**Required task:**
Your task is to quote the material that follows, in full and exactly.

-- start of Listing --

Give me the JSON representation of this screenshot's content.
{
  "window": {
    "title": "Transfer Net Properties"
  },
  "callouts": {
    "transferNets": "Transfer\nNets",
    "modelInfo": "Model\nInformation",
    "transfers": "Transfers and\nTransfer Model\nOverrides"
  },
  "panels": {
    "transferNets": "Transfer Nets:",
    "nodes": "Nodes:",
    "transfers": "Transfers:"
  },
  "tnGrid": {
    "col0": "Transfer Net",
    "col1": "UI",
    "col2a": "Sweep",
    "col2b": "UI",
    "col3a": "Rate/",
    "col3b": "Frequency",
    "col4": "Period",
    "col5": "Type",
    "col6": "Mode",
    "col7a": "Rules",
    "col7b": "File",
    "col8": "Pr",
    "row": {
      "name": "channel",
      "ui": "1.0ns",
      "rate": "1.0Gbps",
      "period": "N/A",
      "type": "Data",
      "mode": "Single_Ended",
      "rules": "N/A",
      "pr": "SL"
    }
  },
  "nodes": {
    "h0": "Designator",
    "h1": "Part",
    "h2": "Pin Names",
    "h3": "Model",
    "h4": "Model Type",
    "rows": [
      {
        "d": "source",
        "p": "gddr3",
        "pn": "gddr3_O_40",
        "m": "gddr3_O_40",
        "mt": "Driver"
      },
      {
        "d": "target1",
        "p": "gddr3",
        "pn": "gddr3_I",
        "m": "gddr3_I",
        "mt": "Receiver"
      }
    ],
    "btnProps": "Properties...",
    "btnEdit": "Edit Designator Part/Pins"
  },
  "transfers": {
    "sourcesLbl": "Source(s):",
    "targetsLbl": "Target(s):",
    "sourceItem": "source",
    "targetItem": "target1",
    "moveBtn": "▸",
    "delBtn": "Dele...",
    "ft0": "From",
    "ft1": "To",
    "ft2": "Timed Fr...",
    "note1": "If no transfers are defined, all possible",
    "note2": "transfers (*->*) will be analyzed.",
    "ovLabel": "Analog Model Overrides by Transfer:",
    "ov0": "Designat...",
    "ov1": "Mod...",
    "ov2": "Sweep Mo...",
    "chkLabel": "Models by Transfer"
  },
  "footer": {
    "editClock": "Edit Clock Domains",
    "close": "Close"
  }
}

-- end of Listing --

**Task result:**
Give me the JSON representation of this screenshot's content.
{
  "window": {
    "title": "Transfer Net Properties"
  },
  "callouts": {
    "transferNets": "Transfer\nNets",
    "modelInfo": "Model\nInformation",
    "transfers": "Transfers and\nTransfer Model\nOverrides"
  },
  "panels": {
    "transferNets": "Transfer Nets:",
    "nodes": "Nodes:",
    "transfers": "Transfers:"
  },
  "tnGrid": {
    "col0": "Transfer Net",
    "col1": "UI",
    "col2a": "Sweep",
    "col2b": "UI",
    "col3a": "Rate/",
    "col3b": "Frequency",
    "col4": "Period",
    "col5": "Type",
    "col6": "Mode",
    "col7a": "Rules",
    "col7b": "File",
    "col8": "Pr",
    "row": {
      "name": "channel",
      "ui": "1.0ns",
      "rate": "1.0Gbps",
      "period": "N/A",
      "type": "Data",
      "mode": "Single_Ended",
      "rules": "N/A",
      "pr": "SL"
    }
  },
  "nodes": {
    "h0": "Designator",
    "h1": "Part",
    "h2": "Pin Names",
    "h3": "Model",
    "h4": "Model Type",
    "rows": [
      {
        "d": "source",
        "p": "gddr3",
        "pn": "gddr3_O_40",
        "m": "gddr3_O_40",
        "mt": "Driver"
      },
      {
        "d": "target1",
        "p": "gddr3",
        "pn": "gddr3_I",
        "m": "gddr3_I",
        "mt": "Receiver"
      }
    ],
    "btnProps": "Properties...",
    "btnEdit": "Edit Designator Part/Pins"
  },
  "transfers": {
    "sourcesLbl": "Source(s):",
    "targetsLbl": "Target(s):",
    "sourceItem": "source",
    "targetItem": "target1",
    "moveBtn": "▸",
    "delBtn": "Dele...",
    "ft0": "From",
    "ft1": "To",
    "ft2": "Timed Fr...",
    "note1": "If no transfers are defined, all possible",
    "note2": "transfers (*->*) will be analyzed.",
    "ovLabel": "Analog Model Overrides by Transfer:",
    "ov0": "Designat...",
    "ov1": "Mod...",
    "ov2": "Sweep Mo...",
    "chkLabel": "Models by Transfer"
  },
  "footer": {
    "editClock": "Edit Clock Domains",
    "close": "Close"
  }
}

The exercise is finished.